| Your instructions |
From the records below, copy every line that contains the word "जबलप".

| Information given |
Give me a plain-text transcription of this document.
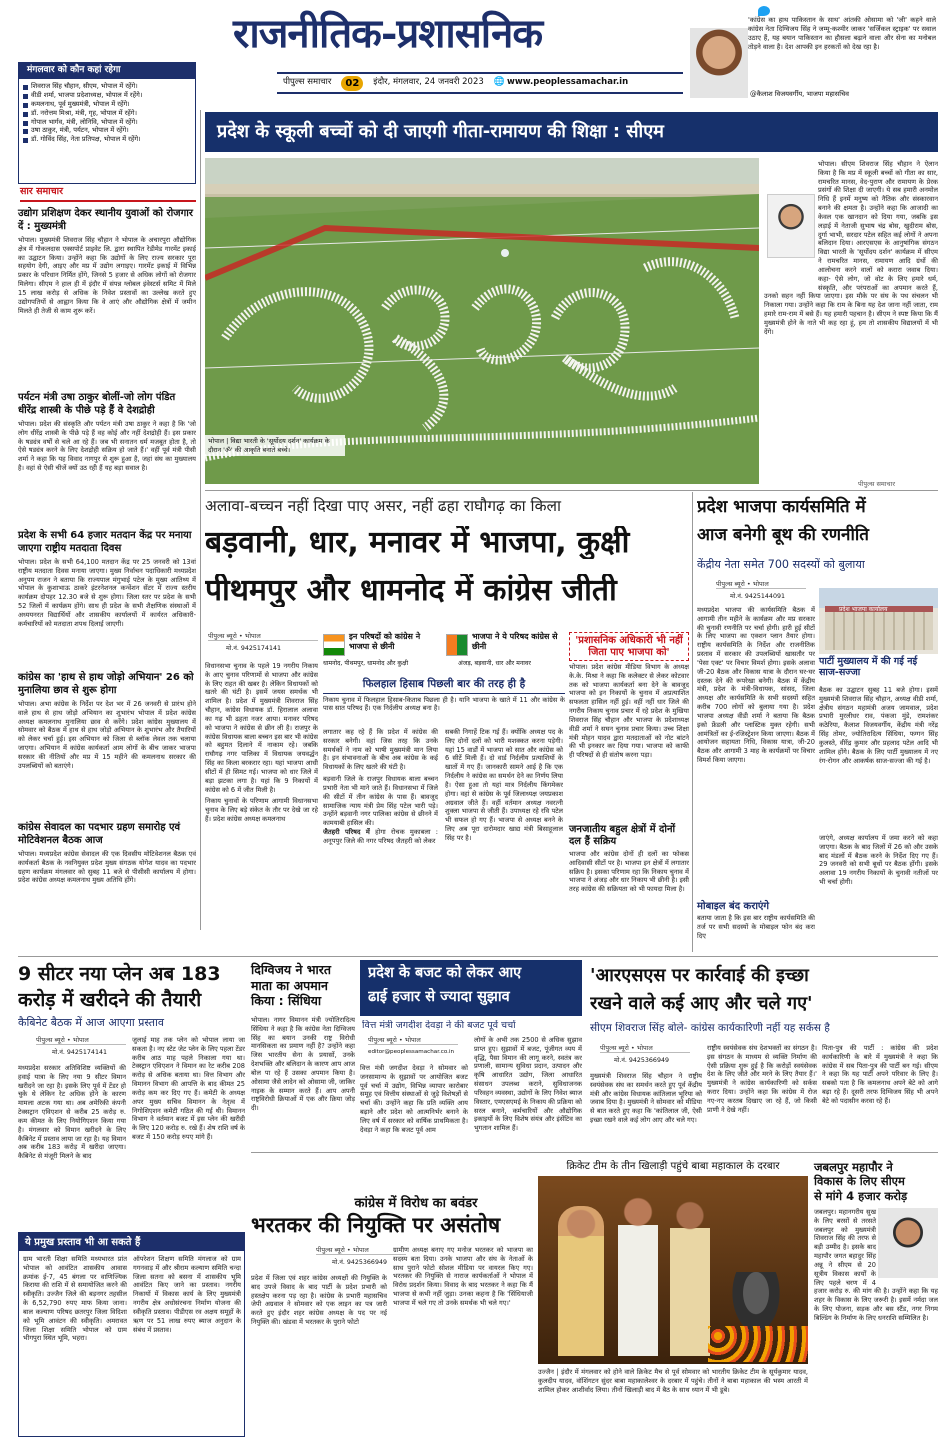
राजनीतिक-प्रशासनिक
पीपुल्स समाचार	02	इंदौर, मंगलवार, 24 जनवरी 2023 🌐 www.peoplessamachar.in
'कांग्रेस का हाथ पाकिस्तान के साथ' आंतकी ओसामा को 'जी' कहने वाले कांग्रेस नेता दिग्विजय सिंह ने जम्मू-कश्मीर जाकर 'सर्जिकल स्ट्राइक' पर सवाल उठाए हैं, यह बयान पाकिस्तान का हौसला बढ़ाने वाला और सेना का मनोबल तोड़ने वाला है। देश आपकी इन हरकतों को देख रहा है।
@कैलाश विजयवर्गीय, भाजपा महासचिव
मंगलवार को कौन कहां रहेगा
शिवराज सिंह चौहान, सीएम, भोपाल में रहेंगे।
वीडी शर्मा, भाजपा प्रदेशाध्यक्ष, भोपाल में रहेंगे।
कमलनाथ, पूर्व मुख्यमंत्री, भोपाल में रहेंगे।
डॉ. नरोत्तम मिश्रा, मंत्री, गृह, भोपाल में रहेंगे।
गोपाल भार्गव, मंत्री, लोनिवि, भोपाल में रहेंगे।
उषा ठाकुर, मंत्री, पर्यटन, भोपाल में रहेंगे।
डॉ. गोविंद सिंह, नेता प्रतिपक्ष, भोपाल में रहेंगे।
सार समाचार
उद्योग प्रशिक्षण देकर स्थानीय युवाओं को रोजगार दें : मुख्यमंत्री
भोपाल। मुख्यमंत्री शिवराज सिंह चौहान ने भोपाल के अचारपुरा औद्योगिक क्षेत्र में गोकलदास एक्सपोर्ट प्राइवेट लि. द्वारा स्थापित रेडीमेड गारमेंट इकाई का उद्घाटन किया। उन्होंने कहा कि उद्योगों के लिए राज्य सरकार पूरा सहयोग देगी, आइए और मप्र में उद्योग लगाइए। गारमेंट इकाई में विभिन्न प्रकार के परिधान निर्मित होंगे, जिनसे 5 हजार से अधिक लोगों को रोजगार मिलेगा। सीएम ने हाल ही में इंदौर में संपन्न ग्लोबल इंवेस्टर्स समिट में मिले 15 लाख करोड़ से अधिक के निवेश प्रस्तावों का उल्लेख करते हुए उद्योगपतियों से आह्वान किया कि वे आएं और औद्योगिक क्षेत्रों में जमीन मिलते ही तेजी से काम शुरू करें।
पर्यटन मंत्री उषा ठाकुर बोलीं-जो लोग पंडित धीरेंद्र शास्त्री के पीछे पड़े हैं वे देशद्रोही
भोपाल। प्रदेश की संस्कृति और पर्यटन मंत्री उषा ठाकुर ने कहा है कि 'जो लोग धीरेंद्र शास्त्री के पीछे पड़े हैं वह कोई और नहीं देशद्रोही हैं। इस प्रकार के षड्यंत्र वर्षों से चले आ रहे हैं। जब भी सनातन धर्म मजबूत होता है, तो ऐसे षड्यंत्र करने के लिए देशद्रोही सक्रिय हो जाते हैं।' वहीं पूर्व मंत्री पीसी शर्मा ने कहा कि यह विवाद नागपुर से शुरू हुआ है, जहां संघ का मुख्यालय है। वहां से ऐसी चीजें क्यों उठ रही हैं यह बड़ा सवाल है।
प्रदेश के सभी 64 हजार मतदान केंद्र पर मनाया जाएगा राष्ट्रीय मतदाता दिवस
भोपाल। प्रदेश के सभी 64,100 मतदान केंद्र पर 25 जनवरी को 13वां राष्ट्रीय मतदाता दिवस मनाया जाएगा। मुख्य निर्वाचन पदाधिकारी मध्यप्रदेश अनुपम राजन ने बताया कि राज्यपाल मंगुभाई पटेल के मुख्य आतिथ्य में भोपाल के कुशाभाऊ ठाकरे इंटरनेशनल कन्वेंशन सेंटर में राज्य स्तरीय कार्यक्रम दोपहर 12.30 बजे से शुरू होगा। जिला स्तर पर प्रदेश के सभी 52 जिलों में कार्यक्रम होंगे। साथ ही प्रदेश के सभी शैक्षणिक संस्थाओं में अध्ययनरत विद्यार्थियों और शासकीय कार्यालयों में कार्यरत अधिकारी-कर्मचारियों को मतदाता शपथ दिलाई जाएगी।
कांग्रेस का 'हाथ से हाथ जोड़ो अभियान' 26 को मुनालिया छाव से शुरू होगा
भोपाल। अभा कांग्रेस के निर्देश पर देश भर में 26 जनवरी से प्रारंभ होने वाले हाथ से हाथ जोड़ो अभियान का शुभारंभ भोपाल में प्रदेश कांग्रेस अध्यक्ष कमलनाथ मुनालिया छाव से करेंगे। प्रदेश कांग्रेस मुख्यालय में सोमवार को बैठक में हाथ से हाथ जोड़ो अभियान के शुभारंभ और तैयारियों को लेकर चर्चा हुई। इस अभियान को जिला से ब्लॉक लेवल तक चलाया जाएगा। अभियान में कांग्रेस कार्यकर्ता आम लोगों के बीच जाकर भाजपा सरकार की नीतियों और मप्र में 15 महीने की कमलनाथ सरकार की उपलब्धियों को बताएंगे।
कांग्रेस सेवादल का पदभार ग्रहण समारोह एवं मोटिवेशनल बैठक आज
भोपाल। मध्यप्रदेश कांग्रेस सेवादल की एक दिवसीय मोटिवेशनल बैठक एवं कार्यकर्ता बैठक के नवनियुक्त प्रदेश मुख्य संगठक योगेश यादव का पदभार ग्रहण कार्यक्रम मंगलवार को सुबह 11 बजे से पीसीसी कार्यालय में होगा। प्रदेश कांग्रेस अध्यक्ष कमलनाथ मुख्य अतिथि होंगे।
प्रदेश के स्कूली बच्चों को दी जाएगी गीता-रामायण की शिक्षा : सीएम
भोपाल | विद्या भारती के 'सूर्योदय दर्शन' कार्यक्रम के दौरान 'ॐ' की आकृति बनाते बच्चे।
पीपुल्स समाचार
भोपाल। सीएम शिवराज सिंह चौहान ने ऐलान किया है कि मप्र में स्कूली बच्चों को गीता का सार, रामचरित मानस, वेद-पुराण और रामायण के प्रेरक प्रसंगों की शिक्षा दी जाएगी। ये सब हमारी अनमोल निधि हैं इनमें मनुष्य को नैतिक और संस्कारवान बनाने की क्षमता है। उन्होंने कहा कि आजादी का केवल एक खानदान को दिया गया, जबकि इस लड़ाई में नेताजी सुभाष चंद्र बोस, खुदीराम बोस, दुर्गा भाभी, सरदार पटेल सहित कई लोगों ने अपना बलिदान दिया। आरएसएस के आनुषांगिक संगठन विद्या भारती के 'सूर्योदय दर्शन' कार्यक्रम में सीएम ने रामचरित मानस, रामायण आदि ग्रंथों की आलोचना करने वालों को करारा जवाब दिया। कहा- ऐसे लोग, जो वोट के लिए हमारे धर्म, संस्कृति, और परंपराओं का अपमान करते हैं, उनको सहन नहीं किया जाएगा। इस मौके पर संघ के पथ संचलन भी निकाला गया। उन्होंने कहा कि राम के बिना यह देश जाना नहीं जाता, राम हमारे राम-राम में बसे हैं। यह हमारी पहचान है। सीएम ने स्पष्ट किया कि मैं मुख्यमंत्री होने के नाते भी कह रहा हूं, हम तो शासकीय विद्यालयों में भी देंगे।
अलावा-बच्चन नहीं दिखा पाए असर, नहीं ढहा राघौगढ़ का किला
बड़वानी, धार, मनावर में भाजपा, कुक्षी
पीथमपुर और धामनोद में कांग्रेस जीती
पीपुल्स ब्यूरो • भोपाल
मो.नं. 9425174141
इन परिषदों को कांग्रेस ने भाजपा से छीनी
धामनोद, पीथमपुर, धामनोद और कुक्षी
भाजपा ने ये परिषद कांग्रेस से छीनी
अंजड़, बड़वानी, धार और मनावर
फिलहाल हिसाब पिछली बार की तरह ही है
निकाय चुनाव में फिलहाल हिसाब-किताब पिछला ही है। यानि भाजपा के खाते में 11 और कांग्रेस के पास सात परिषद हैं। एक निर्दलीय अध्यक्ष बना है।
विधानसभा चुनाव के पहले 19 नगरीय निकाय के आए चुनाव परिणामों से भाजपा और कांग्रेस के लिए राहत की खबर है। लेकिन विधायकों को खतरे की घंटी है। इसमें जयस समर्थक भी शामिल है। प्रदेश में मुख्यमंत्री शिवराज सिंह चौहान, कांग्रेस विधायक डॉ. हिरालाल अलावा का गढ़ भी ढहता नजर आया। मनावर परिषद को भाजपा ने कांग्रेस से छीन ली है। राजपुर के कांग्रेस विधायक बाला बच्चन इस बार भी कांग्रेस को बहुमत दिलाने में नाकाम रहे। जबकि राघौगढ़ नगर पालिका में विधायक जयवर्द्धन सिंह का किला बरकरार रहा। यहां भाजपा आधी सीटों में ही सिमट गई। भाजपा को धार जिले में बड़ा झटका लगा है। यहां कि 9 निकायों में कांग्रेस को 6 में जीत मिली है।
निकाय चुनावों के परिणाम आगामी विधानसभा चुनाव के लिए बड़े संकेत के तौर पर देखे जा रहे हैं। प्रदेश कांग्रेस अध्यक्ष कमलनाथ
लगातार कह रहे हैं कि प्रदेश में कांग्रेस की सरकार बनेगी। वहां जिस तरह कि उनके समर्थकों ने नाम को भाषी मुख्यमंत्री मान लिया है। इन संभावनाओं के बीच अब कांग्रेस के कई विधायकों के लिए खतरे की घंटी है।
बड़वानी जिले के राजपुर विधायक बाला बच्चन प्रभारी नेता भी माने जाते हैं। विधानसभा में जिले की सीटों में तीन कांग्रेस के पास हैं। बावजूद सामाजिक न्याय मंत्री प्रेम सिंह पटेल भारी पड़े। उन्होंने बड़वानी नगर पालिका कांग्रेस से छीनने में कामयाबी हासिल की।
जैतहरी परिषद में होगा रोचक मुकाबला : अनूपपुर जिले की नगर परिषद जैतहरी को लेकर
सबकी निगाहें टिक गई हैं। क्योंकि अध्यक्ष पद के लिए दोनों दलों को भारी मशक्कत करना पड़ेगी। यहां 15 वार्डों में भाजपा को सात और कांग्रेस को 6 सीटें मिली हैं। दो वार्ड निर्दलीय प्रत्याशियों के खातों में गए हैं। जानकारी सामने आई है कि एक निर्दलीय ने कांग्रेस का समर्थन देने का निर्णय लिया है। ऐसा हुआ तो यहां मात्र निर्दलीय किंगमेकर होगा। वहां से कांग्रेस के पूर्व जिलाध्यक्ष जयप्रकाश अग्रवाल जीते हैं। वहीं वर्तमान अध्यक्ष नवरत्नी शुक्ला भाजपा से जीती हैं। उपाध्यक्ष रहे रवि पटेल भी सफल हो गए हैं। भाजपा से अध्यक्ष बनने के लिए अब पूरा दारोमदार खाद्य मंत्री बिसाहूलाल सिंह पर है।
'प्रशासनिक अधिकारी भी नहीं जिता पाए भाजपा को'
भोपाल। प्रदेश कांग्रेस मीडिया विभाग के अध्यक्ष के.के. मिश्रा ने कहा कि कलेक्टर से लेकर कोटवार तक को भाजपा कार्यकर्ता बना देने के बावजूद भाजपा को इन निकायों के चुनाव में अप्रत्याशित सफलता हासिल नहीं हुई। वहीं नहीं धार जिले की नगरीय निकाय चुनाव प्रचार में रहे प्रदेश के मुखिया शिवराज सिंह चौहान और भाजपा के प्रदेशाध्यक्ष वीडी शर्मा ने सघन चुनाव प्रचार किया। उच्च शिक्षा मंत्री मोहन यादव द्वारा मतदाताओं को नोट बांटने की भी इनकार कर दिया गया। भाजपा को काफी ही परिषदों से ही संतोष करना पड़ा।
जनजातीय बहुल क्षेत्रों में दोनों दल हैं सक्रिय
भाजपा और कांग्रेस दोनों ही दलों का फोकस आदिवासी सीटों पर है। भाजपा इन क्षेत्रों में लगातार सक्रिय है। इसका परिणाम रहा कि निकाय चुनाव में भाजपा ने अंजड़ और धार निकाय भी छीनी है। इसी तरह कांग्रेस की सक्रियता को भी फायदा मिला है।
प्रदेश भाजपा कार्यसमिति में
आज बनेगी बूथ की रणनीति
केंद्रीय नेता समेत 700 सदस्यों को बुलाया
पीपुल्स ब्यूरो • भोपाल
मो.नं. 9425144091
मध्यप्रदेश भाजपा की कार्यसमिति बैठक में आगामी तीन महीने के कार्यक्रम और मप्र सरकार की चुनावी रणनीति पर चर्चा होगी। हारी हुई सीटों के लिए भाजपा का एक्शन प्लान तैयार होगा। राष्ट्रीय कार्यसमिति के निर्देश और राजनीतिक प्रस्ताव में सरकार की उपलब्धियों खासतौर पर 'पेसा एक्ट' पर विचार विमर्श होगा। इसके अलावा जी-20 बैठक और विकास यात्रा के दौरान घर-घर दस्तक देने की रूपरेखा बनेगी। बैठक में केंद्रीय मंत्री, प्रदेश के मंत्री-विधायक, सांसद, जिला अध्यक्ष और कार्यसमिति के सभी सदस्यों सहित करीब 700 लोगों को बुलाया गया है। प्रदेश भाजपा अध्यक्ष वीडी शर्मा ने बताया कि बैठक इको फ्रेंडली और प्लास्टिक मुक्त रहेगी। सभी आमंत्रितों का ई-रजिस्ट्रेशन किया जाएगा। बैठक में आयोजन सहायता निधि, विकास यात्रा, जी-20 बैठक और आगामी 3 माह के कार्यक्रमों पर विचार विमर्श किया जाएगा।
प्रदेश भाजपा कार्यालय
पार्टी मुख्यालय में की गई नई साज-सज्जा
बैठक का उद्घाटन सुबह 11 बजे होगा। इसमें मुख्यमंत्री शिवराज सिंह चौहान, अध्यक्ष वीडी शर्मा, क्षेत्रीय संगठन महामंत्री अजय जामवाल, प्रदेश प्रभारी मुरलीधर राव, पंकजा मुंडे, रामशंकर कठेरिया, कैलाश विजयवर्गीय, केंद्रीय मंत्री नरेंद्र सिंह तोमर, ज्योतिरादित्य सिंधिया, फग्गन सिंह कुलस्ते, वीरेंद्र कुमार और प्रहलाद पटेल आदि भी शामिल होंगे। बैठक के लिए पार्टी मुख्यालय में नए रंग-रोगन और आकर्षक साज-सज्जा की गई है।
मोबाइल बंद कराएंगे
बताया जाता है कि इस बार राष्ट्रीय कार्यसमिति की तर्ज पर सभी सदस्यों के मोबाइल फोन बंद करा दिए
जाएंगे, अध्यक्ष कार्यालय में जमा करने को कहा जाएगा। बैठक के बाद जिलों में 26 को और उसके बाद मंडलों में बैठक करने के निर्देश दिए गए हैं। 29 जनवरी को सभी बूथों पर बैठक होंगी। इसके अलावा 19 नगरीय निकायों के चुनावी नतीजों पर भी चर्चा होगी।
9 सीटर नया प्लेन अब 183
करोड़ में खरीदने की तैयारी
कैबिनेट बैठक में आज आएगा प्रस्ताव
पीपुल्स ब्यूरो • भोपाल
मो.नं. 9425174141
मध्यप्रदेश सरकार अतिविशिष्ट व्यक्तियों की हवाई यात्रा के लिए नया 9 सीटर विमान खरीदने जा रहा है। इसके लिए पूर्व में टेंडर हो चुके थे लेकिन रेट अधिक होने के कारण मामला अटक गया था। अब अमेरिकी कंपनी टेक्सट्रान एविएशन से करीब 25 करोड़ रु. कम कीमत के लिए नियोगिएशन किया गया है। मंगलवार को विमान खरीदने के लिए कैबिनेट में प्रस्ताव लाया जा रहा है। यह विमान अब करीब 183 करोड़ में खरीदा जाएगा। कैबिनेट से मंजूरी मिलने के बाद
जुलाई माह तक प्लेन को भोपाल लाया जा सकता है। नए स्टेट जेट प्लेन के लिए पहला टेंडर करीब आठ माह पहले निकाला गया था। टेक्स्ट्रान एविएशन ने विमान का रेट करीब 208 करोड़ से अधिक बताया था। वित्त विभाग और विमानन विभाग की आपत्ति के बाद कीमत 25 करोड़ कम कर दिए गए हैं। कमेटी के अध्यक्ष अपर मुख्य सचिव विमानन के नेतृत्व में निगोशिएशन कमेटी गठित की गई थी। विमानन विभाग ने वर्तमान बजट में इस प्लेन की खरीदी के लिए 120 करोड़ रु. रखे हैं। शेष राशि वर्ष के बजट में 150 करोड़ रुपए मांगे हैं।
ये प्रमुख प्रस्ताव भी आ सकते हैं
ग्राम भारती शिक्षा समिति मध्यभारत प्रांत भोपाल को आवंटित शासकीय आवास क्रमांक ई-7, 45 बंगला पर वाणिज्यिक किराया की राशि में से समायोजित करने की स्वीकृति। उज्जैन जिले की बड़नगर तहसील के 6,52,790 रुपए माफ किया जाना। बाल कल्याण परिषद छतरपुर जिला विदिशा को भूमि आवंटन की स्वीकृति। अमरावत जिला शिक्षा समिति भोपाल को ग्राम भीगपुरा स्थित भूमि, भहरा।
ऑपरेशन शिक्षण समिति मंगलाज को ग्राम गगनवाड़ में और श्रीराम कल्याण समिति चन्दा जिला सतना को बसना में शासकीय भूमि आवंटित किए जाने का प्रस्ताव। नगरीय निकायों में विकास कार्य के लिए मुख्यमंत्री नगरीय क्षेत्र अधोसंरचना निर्माण योजना की स्वीकृति प्रस्ताव। पीडीएस रव अक्षय समूहों के ऋण पर 51 लाख रुपए ब्याज अनुदान के संबंध में प्रस्ताव।
दिग्विजय ने भारत
माता का अपमान
किया : सिंधिया
भोपाल। नागर विमानन मंत्री ज्योतिरादित्य सिंधिया ने कहा है कि कांग्रेस नेता दिग्विजय सिंह का बयान उनकी राष्ट्र विरोधी मानसिकता का प्रमाण नहीं है? उन्होंने कहा जिस भारतीय सेना के प्रयासों, उनके देशभक्ति और बलिदान के कारण आप आज बोल पा रहे हैं उसका अपमान किया है। ओसामा जैसे लादेन को ओसामा जी, जाकिर नाइक के सम्मान करते हैं। आप अपनी राष्ट्रविरोधी क्रियाओं में एक और क्रिया जोड़ दी।
प्रदेश के बजट को लेकर आए
ढाई हजार से ज्यादा सुझाव
वित्त मंत्री जगदीश देवड़ा ने की बजट पूर्व चर्चा
पीपुल्स ब्यूरो • भोपाल
editor@peoplessamachar.co.in
वित्त मंत्री जगदीश देवड़ा ने सोमवार को जनसामान्य के सुझावों पर आयोजित बजट पूर्व चर्चा में उद्योग, विभिन्न व्यापार कारोबार समूह एवं वित्तीय संस्थाओं से जुड़े विशेषज्ञों से चर्चा की। उन्होंने कहा कि प्रति व्यक्ति आय बढ़ाने और प्रदेश को आत्मनिर्भर बनाने के लिए वर्ष में सरकार को वार्षिक प्राथमिकता है। देवड़ा ने कहा कि बजट पूर्व आम
लोगों के अभी तक 2500 से अधिक सुझाव प्राप्त हुए। सुझावों में बजट, पूंजीगत व्यय में वृद्धि, पैसा विमान की लागू करने, स्वतंत्र कर प्रणाली, सामान्य सुविधा प्रदान, उत्पादन और कृषि आधारित उद्योग, जिला आधारित संसाधन उपलब्ध कराने, सुविधाजनक परिवहन व्यवस्था, उद्योगों के लिए निवेश ब्याज विस्तार, एमएसएमई के निकाय की प्रक्रिया को सरल बनाने, कर्मचारियों और औद्योगिक इकाइयों के लिए विशेष संयंत्र और इंसेंटिव का भुगतान शामिल हैं।
'आरएसएस पर कार्रवाई की इच्छा
रखने वाले कई आए और चले गए'
सीएम शिवराज सिंह बोले- कांग्रेस कार्यकारिणी नहीं यह सर्कस है
पीपुल्स ब्यूरो • भोपाल
मो.नं. 9425366949
मुख्यमंत्री शिवराज सिंह चौहान ने राष्ट्रीय स्वयंसेवक संघ का समर्थन करते हुए पूर्व केंद्रीय मंत्री और कांग्रेस विधायक कांतिलाल भूरिया को जवाब दिया है। मुख्यमंत्री ने सोमवार को मीडिया से बात करते हुए कहा कि 'कांतिलाल जी, ऐसी इच्छा रखने वाले कई लोग आए और चले गए।
राष्ट्रीय स्वयंसेवक संघ देशभक्तों का संगठन है। इस संगठन के माध्यम से व्यक्ति निर्माण की ऐसी प्रक्रिया शुरू हुई है कि करोड़ों स्वयंसेवक देश के लिए जीते और मरने के लिए तैयार हैं।' मुख्यमंत्री ने कांग्रेस कार्यकारिणी को सर्कस करार दिया। उन्होंने कहा कि कांग्रेस में रोज नए-नए करतब दिखाए जा रहे हैं, जो किसी प्राणी ने देखे नहीं।
पिता-पुत्र की पार्टी : कांग्रेस की प्रदेश कार्यकारिणी के बारे में मुख्यमंत्री ने कहा कि कांग्रेस में सब पिता-पुत्र की पार्टी बन गई। सीएम ने कहा कि यह पार्टी अपने परिवार के लिए है। सबको पता है कि कमलनाथ अपने बेटे को आगे बढ़ा रहे हैं। दूसरी तरफ दिग्विजय सिंह भी अपने बेटे को पदासीन करवा रहे हैं।
कांग्रेस में विरोध का बवंडर
भरतकर की नियुक्ति पर असंतोष
पीपुल्स ब्यूरो • भोपाल
मो.नं. 9425366949
प्रदेश में जिला एवं शहर कांग्रेस अध्यक्षों की नियुक्ति के बाद उपजे विवाद के बाद पार्टी के प्रदेश प्रभारी को हस्तक्षेप करना पड़ रहा है। कांग्रेस के प्रभारी महासचिव जेपी अग्रवाल ने सोमवार को एक लाइन का पत्र जारी करते हुए इंदौर शहर कांग्रेस अध्यक्ष के पद पर नई नियुक्ति की। खंडवा में भरतकर के पुराने फोटो
ग्रामीण अध्यक्ष बनाए गए मनोज भरतकर को भाजपा का सदस्य बता दिया। उनके भाजपा और संघ के नेताओं के साथ पुराने फोटो सोशल मीडिया पर वायरल किए गए। भरतकर की नियुक्ति से नाराज कार्यकर्ताओं ने भोपाल में विरोध प्रदर्शन किया। विवाद के बाद भरतकर ने कहा कि मैं भाजपा से कभी नहीं जुड़ा। उनका कहना है कि 'सिंधियाजी भाजपा में चले गए तो उनके समर्थक भी चले गए।'
क्रिकेट टीम के तीन खिलाड़ी पहुंचे बाबा महाकाल के दरबार
उज्जैन | इंदौर में मंगलवार को होने वाले क्रिकेट मैच से पूर्व सोमवार को भारतीय क्रिकेट टीम के सूर्यकुमार यादव, कुलदीप यादव, वॉशिंगटन सुंदर बाबा महाकालेश्वर के दरबार में पहुंचे। तीनों ने बाबा महाकाल की भस्म आरती में शामिल होकर आशीर्वाद लिया। तीनों खिलाड़ी बाद में बैठ के साथ ध्यान में भी डूबे।
जबलपुर महापौर ने
विकास के लिए सीएम
से मांगे 4 हजार करोड़
जबलपुर। महानगरीय सुख के लिए बरसों से तरसते जबलपुर को मुख्यमंत्री शिवराज सिंह की तरफ से बड़ी उम्मीद है। इसके बाद महापौर जगत बहादुर सिंह अन्नू ने सीएम से 20 सूत्रीय विकास कार्यों के लिए पहले चरण में 4 हजार करोड़ रु. की मांग की है। उन्होंने कहा कि यह शहर के विकास के लिए जरूरी है। इसमें नर्मदा जल के लिए योजना, सड़क और बस स्टैंड, नगर निगम बिल्डिंग के निर्माण के लिए धनराशि सम्मिलित है।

| The completed task |
जबलपुर महापौर ने
जबलपुर। महानगरीय सुख के लिए बरसों से तरसते जबलपुर को मुख्यमंत्री शिवराज सिंह की तरफ से बड़ी उम्मीद है। इसके बाद महापौर जगत बहादुर सिंह अन्नू ने सीएम से 20 सूत्रीय विकास कार्यों के लिए पहले चरण में 4 हजार करोड़ रु. की मांग की है। उन्होंने कहा कि यह शहर के विकास के लिए जरूरी है। इसमें नर्मदा जल के लिए योजना, सड़क और बस स्टैंड, नगर निगम बिल्डिंग के निर्माण के लिए धनराशि सम्मिलित है।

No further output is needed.